■ **FRAGMENTO DEL TEXTO**
La regulación del uso de vehículos oficiales volvió a instalarse en la agenda legislativa de Mendoza. La diputada del PRO, Cintia Jorgelina Gómez, insistió en la necesidad de establecer normas claras para la utilización de estos recursos dentro de la administración pública provincial, en sintonía con una reciente disposición del Gobierno nacional.
La iniciativa no es nueva. Durante el año pasado, la legisladora había presentado un proyecto de ley que propone limitar el uso de vehículos oficiales, una política que actualmente comienza a implementarse a nivel nacional en el ámbito de la Jefatura de Gabinete. Según planteó, el contexto económico refuerza la necesidad de administrar de manera eficiente los recursos del Estado y reducir gastos innecesarios.

Desde esta perspectiva, la propuesta apunta a “consolidar criterios de austeridad, transparencia y responsabilidad en el manejo de los bienes públicos”. El planteo sostiene que “el Estado debe dar el ejemplo en el uso de sus recursos, especialmente cuando se requiere un esfuerzo sostenido por parte de la sociedad.”
La iniciativa subraya que estas medidas no responden a una lógica ideológica, sino a principios de sentido común, orientados a "ordenar, transparentar y recuperar la confianza ciudadana."

■ **EJERCICIOS POR RESOLVER**
1. Transcribe sin cambios el pasaje de la nota sobre vehículos oficiales que comienza con las palabras "La regulación del" y termina con "reducir gastos innecesarios.".
2. Enumera los criterios que, según la nota sobre vehículos oficiales, la propuesta apunta a consolidar en el manejo de los bienes públicos.

■ **INFORMACIÓN PROPORCIONADA**
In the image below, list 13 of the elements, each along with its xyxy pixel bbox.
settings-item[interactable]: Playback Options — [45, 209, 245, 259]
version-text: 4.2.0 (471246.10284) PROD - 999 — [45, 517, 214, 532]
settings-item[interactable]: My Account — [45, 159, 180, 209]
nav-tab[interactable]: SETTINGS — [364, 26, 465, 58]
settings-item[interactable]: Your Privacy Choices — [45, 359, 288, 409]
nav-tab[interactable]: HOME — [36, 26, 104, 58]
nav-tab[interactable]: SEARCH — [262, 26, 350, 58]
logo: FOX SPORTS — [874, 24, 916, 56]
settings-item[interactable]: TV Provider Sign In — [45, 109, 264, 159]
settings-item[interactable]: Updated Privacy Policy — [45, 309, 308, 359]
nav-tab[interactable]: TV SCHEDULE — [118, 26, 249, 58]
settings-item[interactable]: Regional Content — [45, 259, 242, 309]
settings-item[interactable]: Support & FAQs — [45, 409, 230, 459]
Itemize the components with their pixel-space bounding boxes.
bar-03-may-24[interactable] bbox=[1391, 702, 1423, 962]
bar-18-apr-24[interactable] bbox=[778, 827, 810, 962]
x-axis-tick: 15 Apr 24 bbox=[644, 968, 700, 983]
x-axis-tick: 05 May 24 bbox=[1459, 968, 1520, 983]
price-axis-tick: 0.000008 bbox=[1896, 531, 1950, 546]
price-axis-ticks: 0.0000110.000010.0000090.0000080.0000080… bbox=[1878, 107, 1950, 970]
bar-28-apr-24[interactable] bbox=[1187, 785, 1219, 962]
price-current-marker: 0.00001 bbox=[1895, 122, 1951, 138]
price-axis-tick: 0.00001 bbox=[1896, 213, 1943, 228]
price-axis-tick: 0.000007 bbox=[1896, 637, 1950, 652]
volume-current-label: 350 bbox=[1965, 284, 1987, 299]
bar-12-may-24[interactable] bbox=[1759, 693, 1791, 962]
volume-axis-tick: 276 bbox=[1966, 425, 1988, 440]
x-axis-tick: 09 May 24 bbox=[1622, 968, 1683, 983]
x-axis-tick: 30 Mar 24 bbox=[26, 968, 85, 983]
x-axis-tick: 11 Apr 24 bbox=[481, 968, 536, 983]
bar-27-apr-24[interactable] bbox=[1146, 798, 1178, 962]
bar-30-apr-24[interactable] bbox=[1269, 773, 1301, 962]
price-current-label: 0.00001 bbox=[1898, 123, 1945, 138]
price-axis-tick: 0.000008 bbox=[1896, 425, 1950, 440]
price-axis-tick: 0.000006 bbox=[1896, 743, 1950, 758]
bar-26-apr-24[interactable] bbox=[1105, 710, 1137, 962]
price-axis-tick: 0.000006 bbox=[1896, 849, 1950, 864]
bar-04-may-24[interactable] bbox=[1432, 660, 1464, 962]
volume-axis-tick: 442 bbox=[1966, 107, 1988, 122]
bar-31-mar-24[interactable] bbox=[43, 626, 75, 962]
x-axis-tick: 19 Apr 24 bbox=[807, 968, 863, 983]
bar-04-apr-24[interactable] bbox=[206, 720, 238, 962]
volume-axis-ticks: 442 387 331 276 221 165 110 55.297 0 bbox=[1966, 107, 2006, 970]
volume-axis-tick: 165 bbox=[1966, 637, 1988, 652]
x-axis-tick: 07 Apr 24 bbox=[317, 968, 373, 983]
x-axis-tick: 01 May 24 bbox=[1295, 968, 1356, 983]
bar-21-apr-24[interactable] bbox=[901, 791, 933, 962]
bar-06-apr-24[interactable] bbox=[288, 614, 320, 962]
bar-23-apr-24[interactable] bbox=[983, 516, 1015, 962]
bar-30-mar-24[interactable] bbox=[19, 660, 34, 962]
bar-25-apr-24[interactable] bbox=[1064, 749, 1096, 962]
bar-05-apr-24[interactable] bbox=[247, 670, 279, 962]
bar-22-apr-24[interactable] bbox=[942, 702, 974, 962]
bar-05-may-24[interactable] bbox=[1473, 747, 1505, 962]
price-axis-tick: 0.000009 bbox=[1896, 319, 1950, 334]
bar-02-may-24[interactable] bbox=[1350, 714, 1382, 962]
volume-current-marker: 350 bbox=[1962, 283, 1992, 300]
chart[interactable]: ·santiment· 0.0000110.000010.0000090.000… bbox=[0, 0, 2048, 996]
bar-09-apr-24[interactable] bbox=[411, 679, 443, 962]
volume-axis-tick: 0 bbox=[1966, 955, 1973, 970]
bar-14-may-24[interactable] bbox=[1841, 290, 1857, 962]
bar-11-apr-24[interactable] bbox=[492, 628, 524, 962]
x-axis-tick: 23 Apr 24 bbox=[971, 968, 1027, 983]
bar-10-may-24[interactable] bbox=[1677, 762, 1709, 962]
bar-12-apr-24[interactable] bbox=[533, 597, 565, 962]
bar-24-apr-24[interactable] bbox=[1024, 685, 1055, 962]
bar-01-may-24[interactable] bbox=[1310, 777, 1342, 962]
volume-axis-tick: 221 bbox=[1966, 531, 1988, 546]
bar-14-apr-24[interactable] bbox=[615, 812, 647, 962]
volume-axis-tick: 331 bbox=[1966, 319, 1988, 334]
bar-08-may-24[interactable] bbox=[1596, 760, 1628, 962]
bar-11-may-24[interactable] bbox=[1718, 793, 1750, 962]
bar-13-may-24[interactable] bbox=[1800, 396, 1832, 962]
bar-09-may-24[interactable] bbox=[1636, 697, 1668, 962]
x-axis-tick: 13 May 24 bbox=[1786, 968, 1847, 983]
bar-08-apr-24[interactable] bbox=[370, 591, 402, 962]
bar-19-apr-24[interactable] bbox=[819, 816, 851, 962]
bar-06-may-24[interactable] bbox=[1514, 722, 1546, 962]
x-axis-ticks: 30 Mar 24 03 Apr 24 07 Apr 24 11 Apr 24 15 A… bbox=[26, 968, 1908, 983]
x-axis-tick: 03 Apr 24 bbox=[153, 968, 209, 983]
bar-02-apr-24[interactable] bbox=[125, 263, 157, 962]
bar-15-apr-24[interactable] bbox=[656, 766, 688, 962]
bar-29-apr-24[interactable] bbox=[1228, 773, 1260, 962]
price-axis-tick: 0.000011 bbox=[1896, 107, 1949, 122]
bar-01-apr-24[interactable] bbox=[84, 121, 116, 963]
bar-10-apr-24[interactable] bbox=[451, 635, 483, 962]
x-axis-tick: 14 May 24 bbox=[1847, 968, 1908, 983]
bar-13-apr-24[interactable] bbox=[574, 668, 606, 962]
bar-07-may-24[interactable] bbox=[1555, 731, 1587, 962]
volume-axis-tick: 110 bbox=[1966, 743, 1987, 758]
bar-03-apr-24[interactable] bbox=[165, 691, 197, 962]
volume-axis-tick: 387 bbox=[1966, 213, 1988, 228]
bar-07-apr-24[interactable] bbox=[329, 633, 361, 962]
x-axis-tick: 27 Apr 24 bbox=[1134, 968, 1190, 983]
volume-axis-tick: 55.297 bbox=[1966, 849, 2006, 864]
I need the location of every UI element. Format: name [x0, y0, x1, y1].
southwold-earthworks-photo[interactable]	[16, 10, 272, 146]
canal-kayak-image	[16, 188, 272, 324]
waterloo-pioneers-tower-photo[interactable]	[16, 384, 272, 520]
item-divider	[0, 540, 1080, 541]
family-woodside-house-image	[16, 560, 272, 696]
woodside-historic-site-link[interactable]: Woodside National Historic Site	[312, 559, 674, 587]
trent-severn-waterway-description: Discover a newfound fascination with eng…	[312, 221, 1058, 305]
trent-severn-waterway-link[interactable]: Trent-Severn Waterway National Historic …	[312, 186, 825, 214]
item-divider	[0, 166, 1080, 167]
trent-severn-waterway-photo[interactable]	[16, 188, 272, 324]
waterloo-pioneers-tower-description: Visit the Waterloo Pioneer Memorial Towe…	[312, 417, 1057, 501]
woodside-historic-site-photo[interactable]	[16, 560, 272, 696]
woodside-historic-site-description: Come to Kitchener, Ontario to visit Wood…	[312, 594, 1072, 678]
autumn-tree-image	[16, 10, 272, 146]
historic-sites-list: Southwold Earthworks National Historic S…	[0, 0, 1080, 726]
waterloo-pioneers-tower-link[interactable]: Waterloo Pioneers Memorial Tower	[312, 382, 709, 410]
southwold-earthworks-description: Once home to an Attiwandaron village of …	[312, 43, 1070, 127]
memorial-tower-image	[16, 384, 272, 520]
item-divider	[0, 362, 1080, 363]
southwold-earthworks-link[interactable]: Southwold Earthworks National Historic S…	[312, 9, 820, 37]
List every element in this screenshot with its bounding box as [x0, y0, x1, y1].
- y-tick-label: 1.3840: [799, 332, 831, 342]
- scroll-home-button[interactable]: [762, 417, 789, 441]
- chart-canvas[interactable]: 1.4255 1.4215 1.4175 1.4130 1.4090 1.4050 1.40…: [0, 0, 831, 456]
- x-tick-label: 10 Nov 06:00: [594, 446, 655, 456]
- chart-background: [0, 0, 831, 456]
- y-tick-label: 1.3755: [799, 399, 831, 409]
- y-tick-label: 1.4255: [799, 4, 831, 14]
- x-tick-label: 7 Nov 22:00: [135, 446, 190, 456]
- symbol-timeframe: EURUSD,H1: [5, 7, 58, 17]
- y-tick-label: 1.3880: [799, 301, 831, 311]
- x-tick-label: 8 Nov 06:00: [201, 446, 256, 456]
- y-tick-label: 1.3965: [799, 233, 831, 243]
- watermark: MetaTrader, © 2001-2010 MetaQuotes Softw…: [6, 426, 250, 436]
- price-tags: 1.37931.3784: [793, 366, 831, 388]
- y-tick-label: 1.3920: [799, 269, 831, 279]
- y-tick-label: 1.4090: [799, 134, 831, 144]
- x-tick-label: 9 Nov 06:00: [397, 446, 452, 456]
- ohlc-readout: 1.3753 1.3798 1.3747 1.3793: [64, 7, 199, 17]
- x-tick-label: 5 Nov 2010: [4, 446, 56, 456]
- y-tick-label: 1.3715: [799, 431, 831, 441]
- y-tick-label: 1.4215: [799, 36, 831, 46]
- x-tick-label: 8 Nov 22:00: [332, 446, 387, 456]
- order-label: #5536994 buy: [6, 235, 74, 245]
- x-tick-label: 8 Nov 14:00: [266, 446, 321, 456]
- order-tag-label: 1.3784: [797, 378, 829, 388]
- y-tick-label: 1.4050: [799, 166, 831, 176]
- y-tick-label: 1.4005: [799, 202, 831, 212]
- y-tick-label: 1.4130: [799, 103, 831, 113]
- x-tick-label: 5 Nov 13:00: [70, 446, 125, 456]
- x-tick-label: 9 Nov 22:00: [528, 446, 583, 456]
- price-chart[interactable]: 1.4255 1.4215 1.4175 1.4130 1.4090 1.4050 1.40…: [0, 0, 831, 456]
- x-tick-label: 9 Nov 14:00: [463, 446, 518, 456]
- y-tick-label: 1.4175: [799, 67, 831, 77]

■ **RESULTADOS DEL EJERCICIO**
1.
La regulación del uso de vehículos oficiales volvió a instalarse en la agenda legislativa de Mendoza. La diputada del PRO, Cintia Jorgelina Gómez, insistió en la necesidad de establecer normas claras para la utilización de estos recursos dentro de la administración pública provincial, en sintonía con una reciente disposición del Gobierno nacional.
La iniciativa no es nueva. Durante el año pasado, la legisladora había presentado un proyecto de ley que propone limitar el uso de vehículos oficiales, una política que actualmente comienza a implementarse a nivel nacional en el ámbito de la Jefatura de Gabinete. Según planteó, el contexto económico refuerza la necesidad de administrar de manera eficiente los recursos del Estado y reducir gastos innecesarios.

2. Austeridad, transparencia y responsabilidad.